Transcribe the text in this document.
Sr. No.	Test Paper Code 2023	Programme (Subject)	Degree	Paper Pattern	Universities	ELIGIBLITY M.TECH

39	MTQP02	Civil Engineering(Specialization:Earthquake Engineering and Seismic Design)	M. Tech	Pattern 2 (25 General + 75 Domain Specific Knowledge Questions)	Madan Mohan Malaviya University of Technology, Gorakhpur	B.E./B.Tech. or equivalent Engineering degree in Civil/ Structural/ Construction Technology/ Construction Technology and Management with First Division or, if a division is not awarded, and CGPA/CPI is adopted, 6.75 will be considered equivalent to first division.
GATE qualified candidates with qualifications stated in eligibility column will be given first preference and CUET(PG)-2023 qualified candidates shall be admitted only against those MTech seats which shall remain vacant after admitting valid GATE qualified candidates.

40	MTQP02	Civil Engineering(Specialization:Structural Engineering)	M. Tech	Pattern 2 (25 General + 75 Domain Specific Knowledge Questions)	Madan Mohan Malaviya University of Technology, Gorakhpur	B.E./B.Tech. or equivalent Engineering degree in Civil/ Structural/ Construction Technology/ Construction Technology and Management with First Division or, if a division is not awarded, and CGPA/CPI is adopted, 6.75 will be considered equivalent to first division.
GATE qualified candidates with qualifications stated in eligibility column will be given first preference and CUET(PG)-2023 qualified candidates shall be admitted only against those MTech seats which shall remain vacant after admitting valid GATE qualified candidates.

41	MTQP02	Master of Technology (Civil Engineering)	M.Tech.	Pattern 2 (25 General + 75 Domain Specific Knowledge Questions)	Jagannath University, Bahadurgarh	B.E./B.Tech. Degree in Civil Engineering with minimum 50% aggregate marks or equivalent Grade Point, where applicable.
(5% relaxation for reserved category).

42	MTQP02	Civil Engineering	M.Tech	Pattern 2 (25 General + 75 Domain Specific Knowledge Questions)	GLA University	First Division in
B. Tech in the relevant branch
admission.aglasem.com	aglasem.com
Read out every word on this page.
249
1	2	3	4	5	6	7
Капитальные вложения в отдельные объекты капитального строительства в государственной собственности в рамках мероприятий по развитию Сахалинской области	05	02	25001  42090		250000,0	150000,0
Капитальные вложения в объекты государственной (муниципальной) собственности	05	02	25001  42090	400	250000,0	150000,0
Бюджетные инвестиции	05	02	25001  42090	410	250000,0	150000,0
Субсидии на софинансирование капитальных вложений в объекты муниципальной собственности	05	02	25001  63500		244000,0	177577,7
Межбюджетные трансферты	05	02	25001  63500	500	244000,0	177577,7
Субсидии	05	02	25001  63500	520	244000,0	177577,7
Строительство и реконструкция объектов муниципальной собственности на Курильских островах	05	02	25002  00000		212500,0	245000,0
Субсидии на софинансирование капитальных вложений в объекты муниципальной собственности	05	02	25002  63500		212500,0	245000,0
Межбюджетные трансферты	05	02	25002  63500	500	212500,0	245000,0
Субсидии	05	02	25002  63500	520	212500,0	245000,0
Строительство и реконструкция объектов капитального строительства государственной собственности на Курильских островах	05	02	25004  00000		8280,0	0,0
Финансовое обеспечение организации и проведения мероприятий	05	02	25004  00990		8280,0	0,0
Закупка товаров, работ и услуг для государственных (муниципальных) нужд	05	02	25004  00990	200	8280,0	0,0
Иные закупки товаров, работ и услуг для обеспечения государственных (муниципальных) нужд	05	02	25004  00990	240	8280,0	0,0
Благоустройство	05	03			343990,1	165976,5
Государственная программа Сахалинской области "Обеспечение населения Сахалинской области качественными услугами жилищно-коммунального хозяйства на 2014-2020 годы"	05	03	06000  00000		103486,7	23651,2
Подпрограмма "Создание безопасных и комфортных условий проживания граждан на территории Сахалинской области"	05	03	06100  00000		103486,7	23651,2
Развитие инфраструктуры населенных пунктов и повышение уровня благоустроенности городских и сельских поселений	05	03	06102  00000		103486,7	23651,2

--- --- ---

## Goal
All records above must be set down exactly, please.

## Result of the task
Transcribe the text in this document.
Sr. No.	Test Paper Code 2023	Programme (Subject)	Degree	Paper Pattern	Universities	ELIGIBLITY M.TECH

39	MTQP02	Civil Engineering(Specialization:Earthquake Engineering and Seismic Design)	M. Tech	Pattern 2 (25 General + 75 Domain Specific Knowledge Questions)	Madan Mohan Malaviya University of Technology, Gorakhpur	B.E./B.Tech. or equivalent Engineering degree in Civil/ Structural/ Construction Technology/ Construction Technology and Management with First Division or, if a division is not awarded, and CGPA/CPI is adopted, 6.75 will be considered equivalent to first division.
GATE qualified candidates with qualifications stated in eligibility column will be given first preference and CUET(PG)-2023 qualified candidates shall be admitted only against those MTech seats which shall remain vacant after admitting valid GATE qualified candidates.

40	MTQP02	Civil Engineering(Specialization:Structural Engineering)	M. Tech	Pattern 2 (25 General + 75 Domain Specific Knowledge Questions)	Madan Mohan Malaviya University of Technology, Gorakhpur	B.E./B.Tech. or equivalent Engineering degree in Civil/ Structural/ Construction Technology/ Construction Technology and Management with First Division or, if a division is not awarded, and CGPA/CPI is adopted, 6.75 will be considered equivalent to first division.
GATE qualified candidates with qualifications stated in eligibility column will be given first preference and CUET(PG)-2023 qualified candidates shall be admitted only against those MTech seats which shall remain vacant after admitting valid GATE qualified candidates.

41	MTQP02	Master of Technology (Civil Engineering)	M.Tech.	Pattern 2 (25 General + 75 Domain Specific Knowledge Questions)	Jagannath University, Bahadurgarh	B.E./B.Tech. Degree in Civil Engineering with minimum 50% aggregate marks or equivalent Grade Point, where applicable.
(5% relaxation for reserved category).

42	MTQP02	Civil Engineering	M.Tech	Pattern 2 (25 General + 75 Domain Specific Knowledge Questions)	GLA University	First Division in
B. Tech in the relevant branch
admission.aglasem.com	aglasem.com
Read out every word on this page.
249
1	2	3	4	5	6	7
Капитальные вложения в отдельные объекты капитального строительства в государственной собственности в рамках мероприятий по развитию Сахалинской области	05	02	25001  42090		250000,0	150000,0
Капитальные вложения в объекты государственной (муниципальной) собственности	05	02	25001  42090	400	250000,0	150000,0
Бюджетные инвестиции	05	02	25001  42090	410	250000,0	150000,0
Субсидии на софинансирование капитальных вложений в объекты муниципальной собственности	05	02	25001  63500		244000,0	177577,7
Межбюджетные трансферты	05	02	25001  63500	500	244000,0	177577,7
Субсидии	05	02	25001  63500	520	244000,0	177577,7
Строительство и реконструкция объектов муниципальной собственности на Курильских островах	05	02	25002  00000		212500,0	245000,0
Субсидии на софинансирование капитальных вложений в объекты муниципальной собственности	05	02	25002  63500		212500,0	245000,0
Межбюджетные трансферты	05	02	25002  63500	500	212500,0	245000,0
Субсидии	05	02	25002  63500	520	212500,0	245000,0
Строительство и реконструкция объектов капитального строительства государственной собственности на Курильских островах	05	02	25004  00000		8280,0	0,0
Финансовое обеспечение организации и проведения мероприятий	05	02	25004  00990		8280,0	0,0
Закупка товаров, работ и услуг для государственных (муниципальных) нужд	05	02	25004  00990	200	8280,0	0,0
Иные закупки товаров, работ и услуг для обеспечения государственных (муниципальных) нужд	05	02	25004  00990	240	8280,0	0,0
Благоустройство	05	03			343990,1	165976,5
Государственная программа Сахалинской области "Обеспечение населения Сахалинской области качественными услугами жилищно-коммунального хозяйства на 2014-2020 годы"	05	03	06000  00000		103486,7	23651,2
Подпрограмма "Создание безопасных и комфортных условий проживания граждан на территории Сахалинской области"	05	03	06100  00000		103486,7	23651,2
Развитие инфраструктуры населенных пунктов и повышение уровня благоустроенности городских и сельских поселений	05	03	06102  00000		103486,7	23651,2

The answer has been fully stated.